-------- SOURCE RECORDS

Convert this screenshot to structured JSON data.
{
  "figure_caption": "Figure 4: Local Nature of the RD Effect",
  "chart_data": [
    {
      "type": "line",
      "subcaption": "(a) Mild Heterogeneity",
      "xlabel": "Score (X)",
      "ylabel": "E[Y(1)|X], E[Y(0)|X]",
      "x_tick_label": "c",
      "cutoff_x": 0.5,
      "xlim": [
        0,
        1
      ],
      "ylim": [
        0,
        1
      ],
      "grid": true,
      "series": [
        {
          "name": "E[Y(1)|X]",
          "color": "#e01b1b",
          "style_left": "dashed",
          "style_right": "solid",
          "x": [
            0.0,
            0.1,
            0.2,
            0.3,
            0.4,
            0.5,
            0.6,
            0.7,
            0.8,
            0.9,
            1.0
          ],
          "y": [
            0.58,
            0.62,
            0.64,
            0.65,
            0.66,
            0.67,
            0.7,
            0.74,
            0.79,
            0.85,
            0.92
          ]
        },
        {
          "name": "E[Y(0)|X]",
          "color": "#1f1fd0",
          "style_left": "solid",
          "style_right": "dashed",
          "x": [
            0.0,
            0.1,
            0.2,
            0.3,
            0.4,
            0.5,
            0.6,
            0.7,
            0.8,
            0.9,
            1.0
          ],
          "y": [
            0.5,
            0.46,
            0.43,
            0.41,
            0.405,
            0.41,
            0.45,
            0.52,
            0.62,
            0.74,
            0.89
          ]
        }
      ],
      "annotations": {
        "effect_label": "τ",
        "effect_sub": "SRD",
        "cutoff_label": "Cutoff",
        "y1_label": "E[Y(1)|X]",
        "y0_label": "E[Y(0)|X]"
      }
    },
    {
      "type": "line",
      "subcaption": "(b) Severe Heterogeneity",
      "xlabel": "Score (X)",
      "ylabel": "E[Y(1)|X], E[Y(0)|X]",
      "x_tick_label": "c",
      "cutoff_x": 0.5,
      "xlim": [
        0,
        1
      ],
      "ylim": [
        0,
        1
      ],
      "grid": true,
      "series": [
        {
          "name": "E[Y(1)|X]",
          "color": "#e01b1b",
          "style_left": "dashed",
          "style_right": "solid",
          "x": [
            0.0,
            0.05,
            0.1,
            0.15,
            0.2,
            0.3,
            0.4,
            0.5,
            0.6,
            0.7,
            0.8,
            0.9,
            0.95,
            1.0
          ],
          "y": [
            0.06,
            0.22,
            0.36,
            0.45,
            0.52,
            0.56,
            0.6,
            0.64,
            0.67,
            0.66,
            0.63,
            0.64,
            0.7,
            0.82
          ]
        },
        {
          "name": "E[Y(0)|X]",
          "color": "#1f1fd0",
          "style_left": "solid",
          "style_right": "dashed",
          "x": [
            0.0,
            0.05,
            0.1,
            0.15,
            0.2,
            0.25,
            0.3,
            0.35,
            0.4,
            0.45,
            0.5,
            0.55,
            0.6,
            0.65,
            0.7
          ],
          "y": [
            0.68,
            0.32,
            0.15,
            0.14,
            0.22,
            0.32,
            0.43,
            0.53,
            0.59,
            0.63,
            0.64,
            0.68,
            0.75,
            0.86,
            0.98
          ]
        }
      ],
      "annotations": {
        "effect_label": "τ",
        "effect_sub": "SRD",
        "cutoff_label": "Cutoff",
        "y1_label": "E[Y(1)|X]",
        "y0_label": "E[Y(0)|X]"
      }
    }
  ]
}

----------------

▶ [YOUR INSTRUCTIONS] Using the records above, find and show each line with the string "Heterogeneity".

▶ [OUTPUT FOR THIS EXERCISE]
      "subcaption": "(a) Mild Heterogeneity",
      "subcaption": "(b) Severe Heterogeneity",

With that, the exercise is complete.